In the entries below, find every line with "верхней" and copy it.
* BEGIN Listed records *
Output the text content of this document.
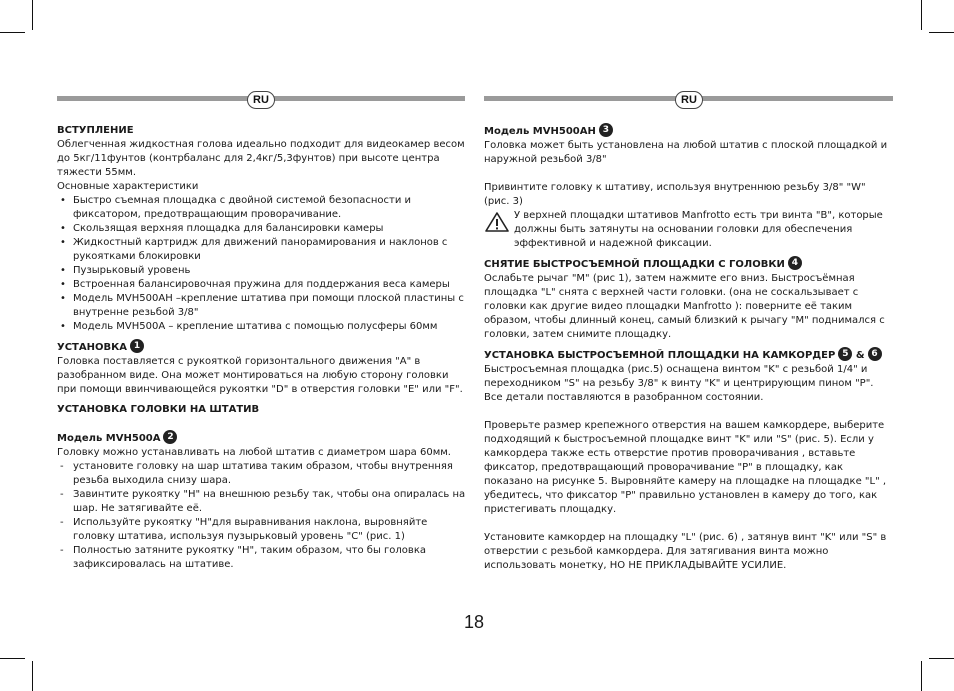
RU	RU

ВСТУПЛЕНИЕ

Облегченная жидкостная голова идеально подходит для видеокамер весом до 5кг/11фунтов (контрбаланс для 2,4кг/5,3фунтов) при высоте центра тяжести 55мм.

Основные характеристики

• Быстро съемная площадка с двойной системой безопасности и фиксатором, предотвращающим проворачивание.

• Скользящая верхняя площадка для балансировки камеры

• Жидкостный картридж для движений панорамирования и наклонов с рукоятками блокировки

• Пузырьковый уровень

• Встроенная балансировочная пружина для поддержания веса камеры

• Модель MVH500AH –крепление штатива при помощи плоской пластины с внутренне резьбой 3/8"

• Модель MVH500A – крепление штатива с помощью полусферы 60мм

УСТАНОВКА 1

Головка поставляется с рукояткой горизонтального движения "A" в разобранном виде. Она может монтироваться на любую сторону головки при помощи ввинчивающейся рукоятки "D" в отверстия головки "E" или "F".

УСТАНОВКА ГОЛОВКИ НА ШТАТИВ

Модель MVH500A 2

Головку можно устанавливать на любой штатив с диаметром шара 60мм.

- установите головку на шар штатива таким образом, чтобы внутренняя резьба выходила снизу шара.

- Завинтите рукоятку "H" на внешнюю резьбу так, чтобы она опиралась на шар. Не затягивайте её.

- Используйте рукоятку "H"для выравнивания наклона, выровняйте головку штатива, используя пузырьковый уровень "C" (рис. 1)

- Полностью затяните рукоятку "H", таким образом, что бы головка зафиксировалась на штативе.

Модель MVH500AH 3

Головка может быть установлена на любой штатив с плоской площадкой и наружной резьбой 3/8"

Привинтите головку к штативу, используя внутреннюю резьбу 3/8" "W" (рис. 3)

У верхней площадки штативов Manfrotto есть три винта "B", которые должны быть затянуты на основании головки для обеспечения эффективной и надежной фиксации.

СНЯТИЕ БЫСТРОСЪЕМНОЙ ПЛОЩАДКИ С ГОЛОВКИ 4

Ослабьте рычаг "M" (рис 1), затем нажмите его вниз. Быстросъёмная площадка "L" снята с верхней части головки. (она не соскальзывает с головки как другие видео площадки Manfrotto ): поверните её таким образом, чтобы длинный конец, самый близкий к рычагу "M" поднимался с головки, затем снимите площадку.

УСТАНОВКА БЫСТРОСЪЕМНОЙ ПЛОЩАДКИ НА КАМКОРДЕР 5 & 6

Быстросъемная площадка (рис.5) оснащена винтом "K" с резьбой 1/4" и переходником "S" на резьбу 3/8" к винту "K" и центрирующим пином "P". Все детали поставляются в разобранном состоянии.

Проверьте размер крепежного отверстия на вашем камкордере, выберите подходящий к быстросъемной площадке винт "K" или "S" (рис. 5). Если у камкордера также есть отверстие против проворачивания , вставьте фиксатор, предотвращающий проворачивание "P" в площадку, как показано на рисунке 5. Выровняйте камеру на площадке на площадке "L" , убедитесь, что фиксатор "P" правильно установлен в камеру до того, как пристегивать площадку.

Установите камкордер на площадку "L" (рис. 6) , затянув винт "K" или "S" в отверстии с резьбой камкордера. Для затягивания винта можно использовать монетку, НО НЕ ПРИКЛАДЫВАЙТЕ УСИЛИЕ.

18
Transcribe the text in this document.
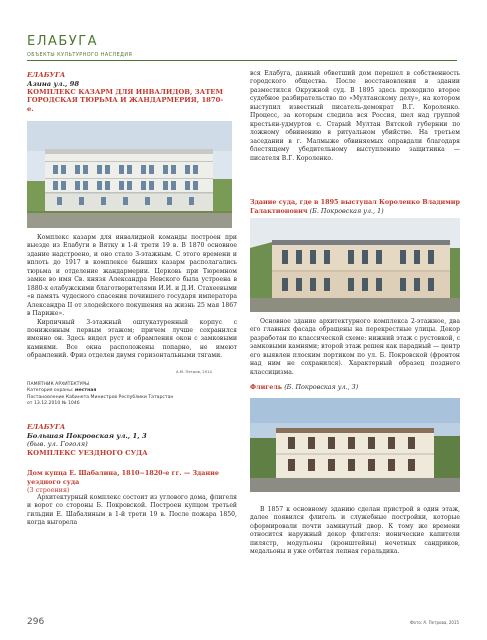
ЕЛАБУГА
ОБЪЕКТЫ КУЛЬТУРНОГО НАСЛЕДИЯ
ЕЛАБУГА
Азина ул., 98
КОМПЛЕКС КАЗАРМ ДЛЯ ИНВАЛИДОВ, ЗАТЕМ ГОРОДСКАЯ ТЮРЬМА И ЖАНДАРМЕРИЯ, 1870-е.

Комплекс казарм для инвалидной команды построен при выезде из Елабуги в Вятку в 1-й трети 19 в. В 1870 основное здание надстроено, и оно стало 3-этажным. С этого времени и вплоть до 1917 в комплексе бывших казарм располагались тюрьма и отделение жандармерии. Церковь при Тюремном замке во имя Св. князя Александра Невского была устроена в 1880-х елабужскими благотворителями И.И. и Д.И. Стахеевыми «в память чудесного спасения почившего государя императора Александра II от злодейского покушения на жизнь 25 мая 1867 в Париже».

Кирпичный 3-этажный оштукатуренный корпус с пониженным первым этажом; причем лучше сохранился именно он. Здесь видел руст и обрамления окон с замковыми камнями. Все окна расположены попарно, не имеют обрамлений. Фриз отделен двумя горизонтальными тягами.

А.М. Петров, 2014
ПАМЯТНИК АРХИТЕКТУРЫ
Категория охраны: местная
Постановление Кабинета Министров Республики Татарстан
от 13.12.2010 № 1046
ЕЛАБУГА
Большая Покровская ул., 1, 3
(быв. ул. Гоголя)
КОМПЛЕКС УЕЗДНОГО СУДА
Дом купца Е. Шабалина, 1810−1820-е гг. — Здание уездного суда
(3 строения)

Архитектурный комплекс состоит из углового дома, флигеля и ворот со стороны Б. Покровской. Построен купцом третьей гильдии Е. Шабалиным в 1-й трети 19 в. После пожара 1850, когда выгорела

вся Елабуга, данный обветший дом перешел в собственность городского общества. После восстановления в здании разместился Окружной суд. В 1895 здесь проходило второе судебное разбирательство по «Мултанскому делу», на котором выступил известный писатель-демократ В.Г. Короленко. Процесс, за которым следила вся Россия, шел над группой крестьян-удмуртов с. Старый Мултан Вятской губернии по ложному обвинению в ритуальном убийстве. На третьем заседании в г. Малмыже обвиняемых оправдали благодаря блестящему убедительному выступлению защитника — писателя В.Г. Короленко.

Здание суда, где в 1895 выступал Короленко Владимир Галактионович (Б. Покровская ул., 1)

Основное здание архитектурного комплекса 2-этажное, два его главных фасада обращены на перекрестные улицы. Декор разработан по классической схеме: нижний этаж с рустовкой, с замковыми камнями; второй этаж решен как парадный — центр его выявлен плоским портиком по ул. Б. Покровской (фронтон над ним не сохранился). Характерный образец позднего классицизма.

Флигель (Б. Покровская ул., 3)

В 1857 к основному зданию сделан пристрой в один этаж, далее появился флигель и служебные постройки, которые сформировали почти замкнутый двор. К тому же времени относится наружный декор флигеля: ионические капители пилястр, модульоны (кронштейны) нечетных сандриков, медальоны и уже отбитая лепная геральдика.

296	Фото: А. Петрова, 2015
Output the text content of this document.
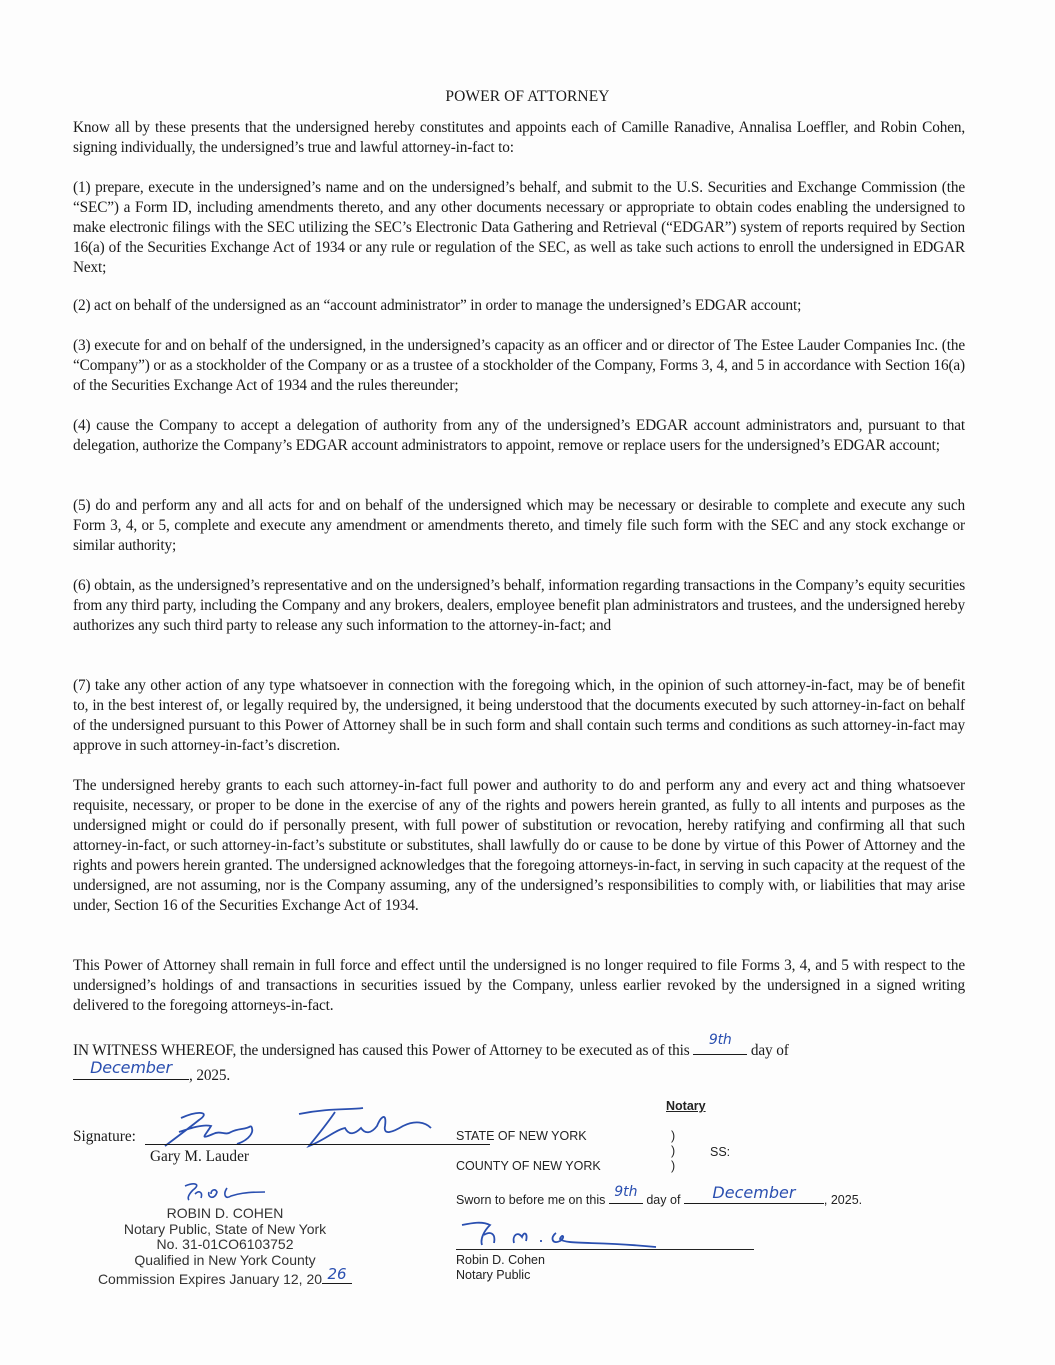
POWER OF ATTORNEY

Know all by these presents that the undersigned hereby constitutes and appoints each of Camille Ranadive, Annalisa Loeffler, and Robin Cohen, signing individually, the undersigned’s true and lawful attorney-in-fact to:

(1) prepare, execute in the undersigned’s name and on the undersigned’s behalf, and submit to the U.S. Securities and Exchange Commission (the “SEC”) a Form ID, including amendments thereto, and any other documents necessary or appropriate to obtain codes enabling the undersigned to make electronic filings with the SEC utilizing the SEC’s Electronic Data Gathering and Retrieval (“EDGAR”) system of reports required by Section 16(a) of the Securities Exchange Act of 1934 or any rule or regulation of the SEC, as well as take such actions to enroll the undersigned in EDGAR Next;

(2) act on behalf of the undersigned as an “account administrator” in order to manage the undersigned’s EDGAR account;

(3) execute for and on behalf of the undersigned, in the undersigned’s capacity as an officer and or director of The Estee Lauder Companies Inc. (the “Company”) or as a stockholder of the Company or as a trustee of a stockholder of the Company, Forms 3, 4, and 5 in accordance with Section 16(a) of the Securities Exchange Act of 1934 and the rules thereunder;

(4) cause the Company to accept a delegation of authority from any of the undersigned’s EDGAR account administrators and, pursuant to that delegation, authorize the Company’s EDGAR account administrators to appoint, remove or replace users for the undersigned’s EDGAR account;

(5) do and perform any and all acts for and on behalf of the undersigned which may be necessary or desirable to complete and execute any such Form 3, 4, or 5, complete and execute any amendment or amendments thereto, and timely file such form with the SEC and any stock exchange or similar authority;

(6) obtain, as the undersigned’s representative and on the undersigned’s behalf, information regarding transactions in the Company’s equity securities from any third party, including the Company and any brokers, dealers, employee benefit plan administrators and trustees, and the undersigned hereby authorizes any such third party to release any such information to the attorney-in-fact; and

(7) take any other action of any type whatsoever in connection with the foregoing which, in the opinion of such attorney-in-fact, may be of benefit to, in the best interest of, or legally required by, the undersigned, it being understood that the documents executed by such attorney-in-fact on behalf of the undersigned pursuant to this Power of Attorney shall be in such form and shall contain such terms and conditions as such attorney-in-fact may approve in such attorney-in-fact’s discretion.

The undersigned hereby grants to each such attorney-in-fact full power and authority to do and perform any and every act and thing whatsoever requisite, necessary, or proper to be done in the exercise of any of the rights and powers herein granted, as fully to all intents and purposes as the undersigned might or could do if personally present, with full power of substitution or revocation, hereby ratifying and confirming all that such attorney-in-fact, or such attorney-in-fact’s substitute or substitutes, shall lawfully do or cause to be done by virtue of this Power of Attorney and the rights and powers herein granted. The undersigned acknowledges that the foregoing attorneys-in-fact, in serving in such capacity at the request of the undersigned, are not assuming, nor is the Company assuming, any of the undersigned’s responsibilities to comply with, or liabilities that may arise under, Section 16 of the Securities Exchange Act of 1934.

This Power of Attorney shall remain in full force and effect until the undersigned is no longer required to file Forms 3, 4, and 5 with respect to the undersigned’s holdings of and transactions in securities issued by the Company, unless earlier revoked by the undersigned in a signed writing delivered to the foregoing attorneys-in-fact.

IN WITNESS WHEREOF, the undersigned has caused this Power of Attorney to be executed as of this
9th
day of

December	, 2025.
Signature:
Gary M. Lauder
ROBIN D. COHEN
Notary Public, State of New York
No. 31-01CO6103752
Qualified in New York County
Commission Expires January 12, 20 26
Notary
STATE OF NEW YORK
COUNTY OF NEW YORK
)
)
)
SS:
Sworn to before me on this 9th day of	December	, 2025.
Robin D. Cohen
Notary Public
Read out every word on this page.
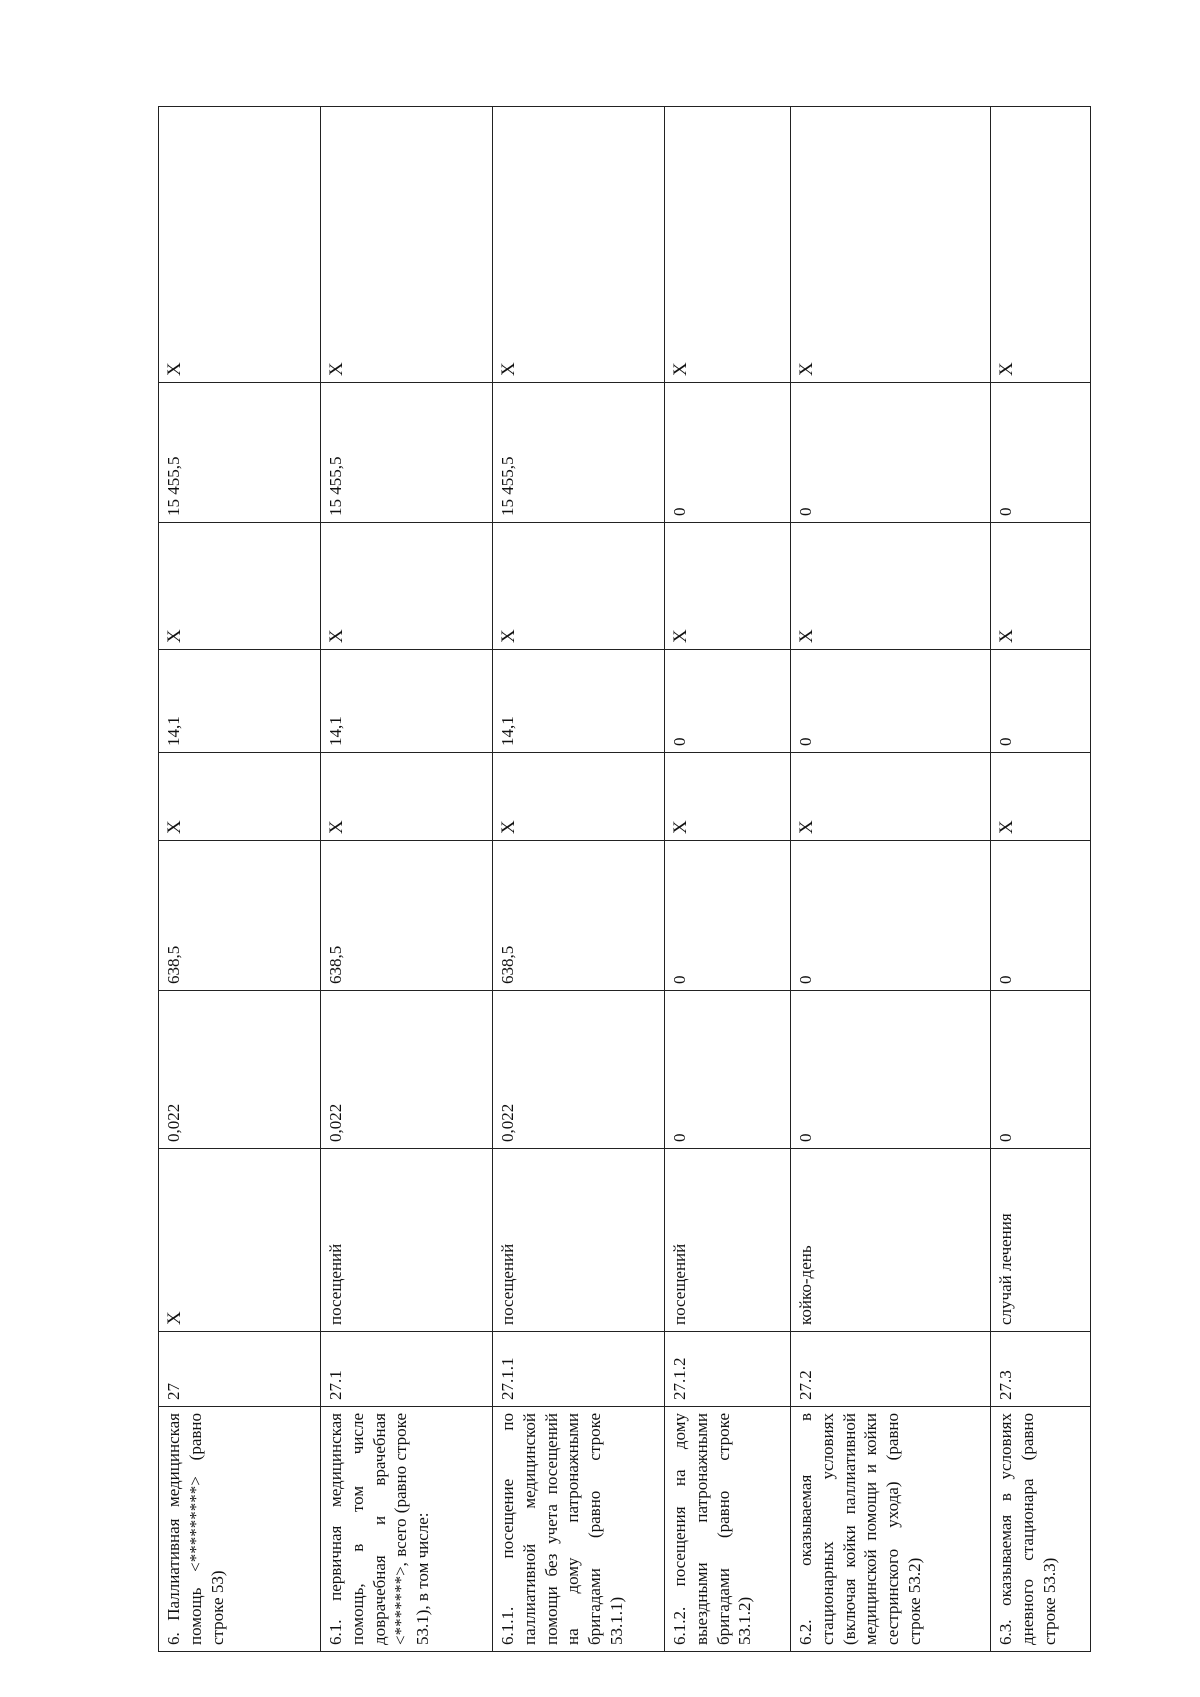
6. Паллиативная медицинская помощь <*********> (равно строке 53)	27	X	0,022	638,5	X	14,1	X	15 455,5	X
6.1. первичная медицинская помощь, в том числе доврачебная и врачебная <*******>, всего (равно строке 53.1), в том числе:	27.1	посещений	0,022	638,5	X	14,1	X	15 455,5	X
6.1.1. посещение по паллиативной медицинской помощи без учета посещений на дому патронажными бригадами (равно строке 53.1.1)	27.1.1	посещений	0,022	638,5	X	14,1	X	15 455,5	X
6.1.2. посещения на дому выездными патронажными бригадами (равно строке 53.1.2)	27.1.2	посещений	0	0	X	0	X	0	X
6.2. оказываемая в стационарных условиях (включая койки паллиативной медицинской помощи и койки сестринского ухода) (равно строке 53.2)	27.2	койко-день	0	0	X	0	X	0	X
6.3. оказываемая в условиях дневного стационара (равно строке 53.3)	27.3	случай лечения	0	0	X	0	X	0	X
* END Listed records *
## Exercise result
У верхней площадки штативов Manfrotto есть три винта "B", которые должны быть затянуты на основании головки для обеспечения эффективной и надежной фиксации.
Ослабьте рычаг "M" (рис 1), затем нажмите его вниз. Быстросъёмная площадка "L" снята с верхней части головки. (она не соскальзывает с головки как другие видео площадки Manfrotto ): поверните её таким образом, чтобы длинный конец, самый близкий к рычагу "M" поднимался с головки, затем снимите площадку.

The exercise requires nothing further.